▶ _Description of the task_
Set all the material down again unchanged, without the pictures.

▶ _Supplied records_

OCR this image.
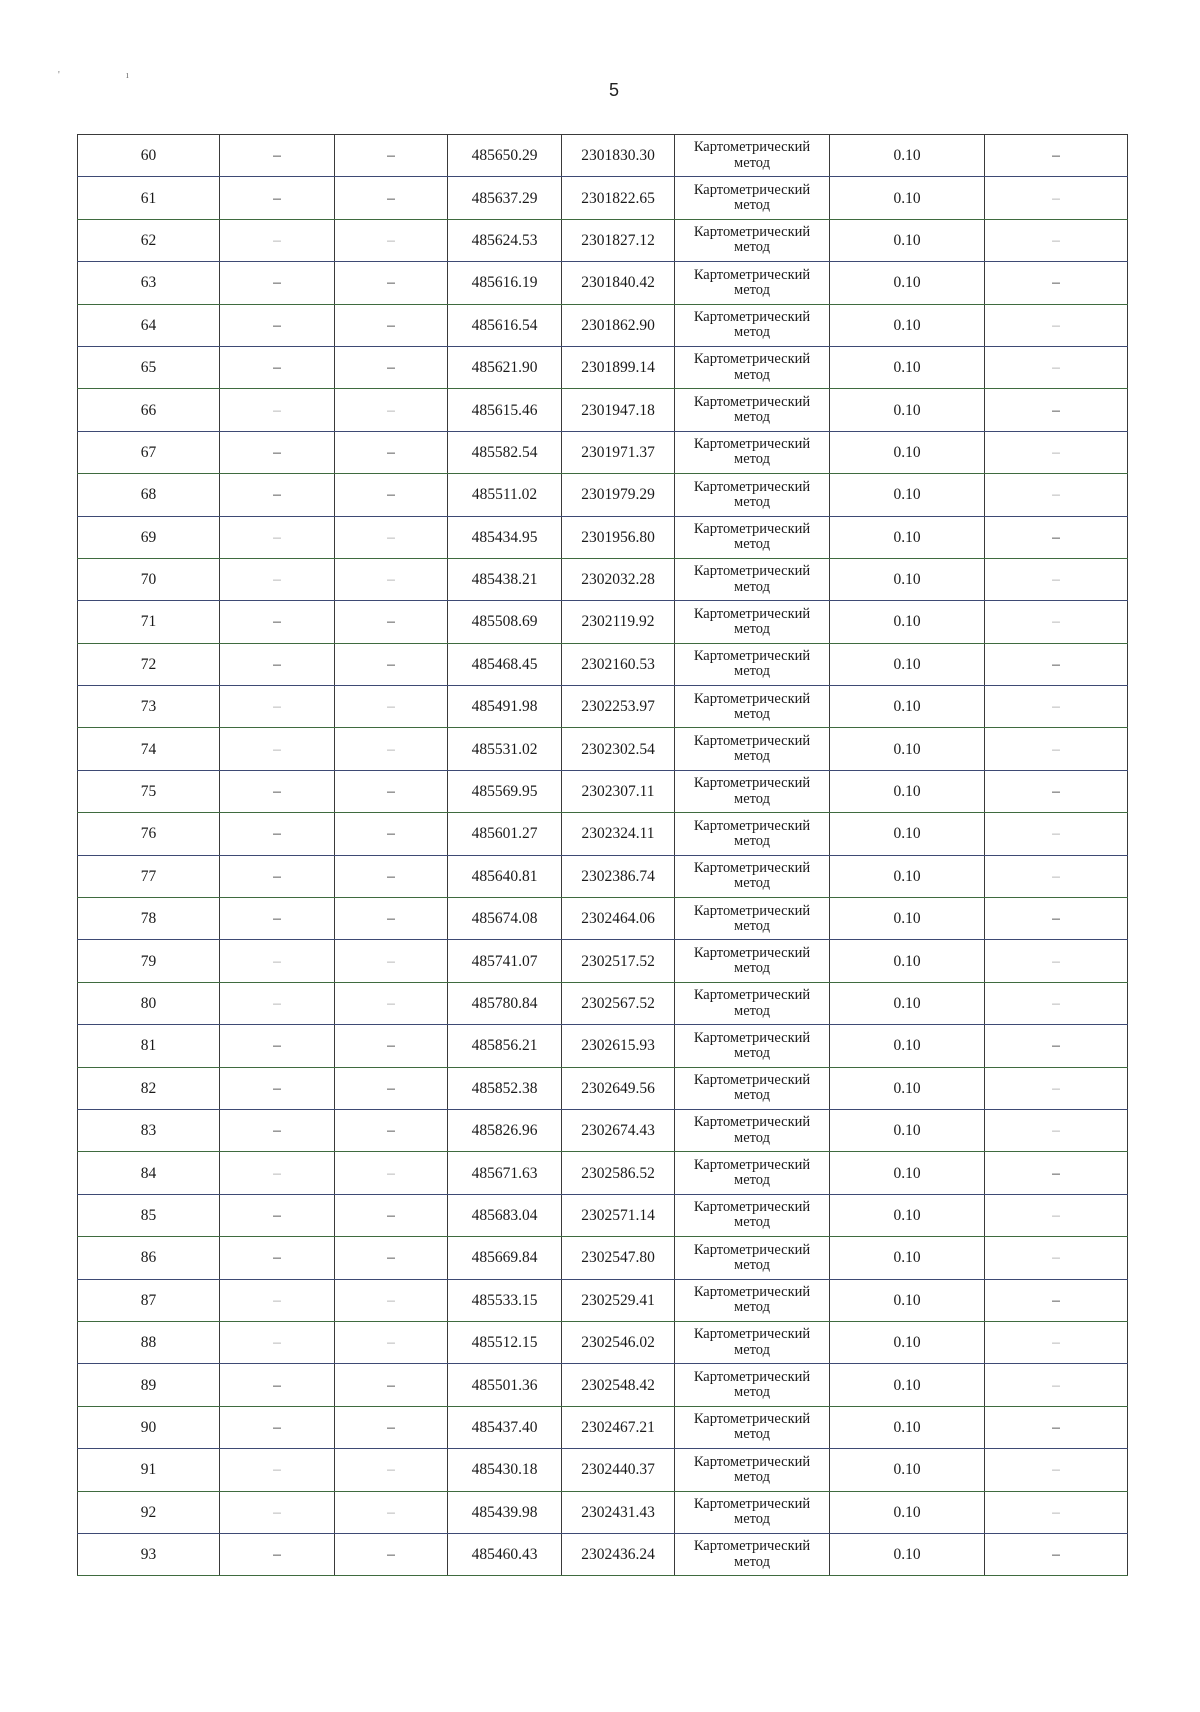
'	ı
5
60	–	–	485650.29	2301830.30	Картометрический метод	0.10	–
61	–	–	485637.29	2301822.65	Картометрический метод	0.10	–
62	–	–	485624.53	2301827.12	Картометрический метод	0.10	–
63	–	–	485616.19	2301840.42	Картометрический метод	0.10	–
64	–	–	485616.54	2301862.90	Картометрический метод	0.10	–
65	–	–	485621.90	2301899.14	Картометрический метод	0.10	–
66	–	–	485615.46	2301947.18	Картометрический метод	0.10	–
67	–	–	485582.54	2301971.37	Картометрический метод	0.10	–
68	–	–	485511.02	2301979.29	Картометрический метод	0.10	–
69	–	–	485434.95	2301956.80	Картометрический метод	0.10	–
70	–	–	485438.21	2302032.28	Картометрический метод	0.10	–
71	–	–	485508.69	2302119.92	Картометрический метод	0.10	–
72	–	–	485468.45	2302160.53	Картометрический метод	0.10	–
73	–	–	485491.98	2302253.97	Картометрический метод	0.10	–
74	–	–	485531.02	2302302.54	Картометрический метод	0.10	–
75	–	–	485569.95	2302307.11	Картометрический метод	0.10	–
76	–	–	485601.27	2302324.11	Картометрический метод	0.10	–
77	–	–	485640.81	2302386.74	Картометрический метод	0.10	–
78	–	–	485674.08	2302464.06	Картометрический метод	0.10	–
79	–	–	485741.07	2302517.52	Картометрический метод	0.10	–
80	–	–	485780.84	2302567.52	Картометрический метод	0.10	–
81	–	–	485856.21	2302615.93	Картометрический метод	0.10	–
82	–	–	485852.38	2302649.56	Картометрический метод	0.10	–
83	–	–	485826.96	2302674.43	Картометрический метод	0.10	–
84	–	–	485671.63	2302586.52	Картометрический метод	0.10	–
85	–	–	485683.04	2302571.14	Картометрический метод	0.10	–
86	–	–	485669.84	2302547.80	Картометрический метод	0.10	–
87	–	–	485533.15	2302529.41	Картометрический метод	0.10	–
88	–	–	485512.15	2302546.02	Картометрический метод	0.10	–
89	–	–	485501.36	2302548.42	Картометрический метод	0.10	–
90	–	–	485437.40	2302467.21	Картометрический метод	0.10	–
91	–	–	485430.18	2302440.37	Картометрический метод	0.10	–
92	–	–	485439.98	2302431.43	Картометрический метод	0.10	–
93	–	–	485460.43	2302436.24	Картометрический метод	0.10	–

▶ _Written response_
OCR this image.
'	ı
5
60	–	–	485650.29	2301830.30	Картометрический метод	0.10	–
61	–	–	485637.29	2301822.65	Картометрический метод	0.10	–
62	–	–	485624.53	2301827.12	Картометрический метод	0.10	–
63	–	–	485616.19	2301840.42	Картометрический метод	0.10	–
64	–	–	485616.54	2301862.90	Картометрический метод	0.10	–
65	–	–	485621.90	2301899.14	Картометрический метод	0.10	–
66	–	–	485615.46	2301947.18	Картометрический метод	0.10	–
67	–	–	485582.54	2301971.37	Картометрический метод	0.10	–
68	–	–	485511.02	2301979.29	Картометрический метод	0.10	–
69	–	–	485434.95	2301956.80	Картометрический метод	0.10	–
70	–	–	485438.21	2302032.28	Картометрический метод	0.10	–
71	–	–	485508.69	2302119.92	Картометрический метод	0.10	–
72	–	–	485468.45	2302160.53	Картометрический метод	0.10	–
73	–	–	485491.98	2302253.97	Картометрический метод	0.10	–
74	–	–	485531.02	2302302.54	Картометрический метод	0.10	–
75	–	–	485569.95	2302307.11	Картометрический метод	0.10	–
76	–	–	485601.27	2302324.11	Картометрический метод	0.10	–
77	–	–	485640.81	2302386.74	Картометрический метод	0.10	–
78	–	–	485674.08	2302464.06	Картометрический метод	0.10	–
79	–	–	485741.07	2302517.52	Картометрический метод	0.10	–
80	–	–	485780.84	2302567.52	Картометрический метод	0.10	–
81	–	–	485856.21	2302615.93	Картометрический метод	0.10	–
82	–	–	485852.38	2302649.56	Картометрический метод	0.10	–
83	–	–	485826.96	2302674.43	Картометрический метод	0.10	–
84	–	–	485671.63	2302586.52	Картометрический метод	0.10	–
85	–	–	485683.04	2302571.14	Картометрический метод	0.10	–
86	–	–	485669.84	2302547.80	Картометрический метод	0.10	–
87	–	–	485533.15	2302529.41	Картометрический метод	0.10	–
88	–	–	485512.15	2302546.02	Картометрический метод	0.10	–
89	–	–	485501.36	2302548.42	Картометрический метод	0.10	–
90	–	–	485437.40	2302467.21	Картометрический метод	0.10	–
91	–	–	485430.18	2302440.37	Картометрический метод	0.10	–
92	–	–	485439.98	2302431.43	Картометрический метод	0.10	–
93	–	–	485460.43	2302436.24	Картометрический метод	0.10	–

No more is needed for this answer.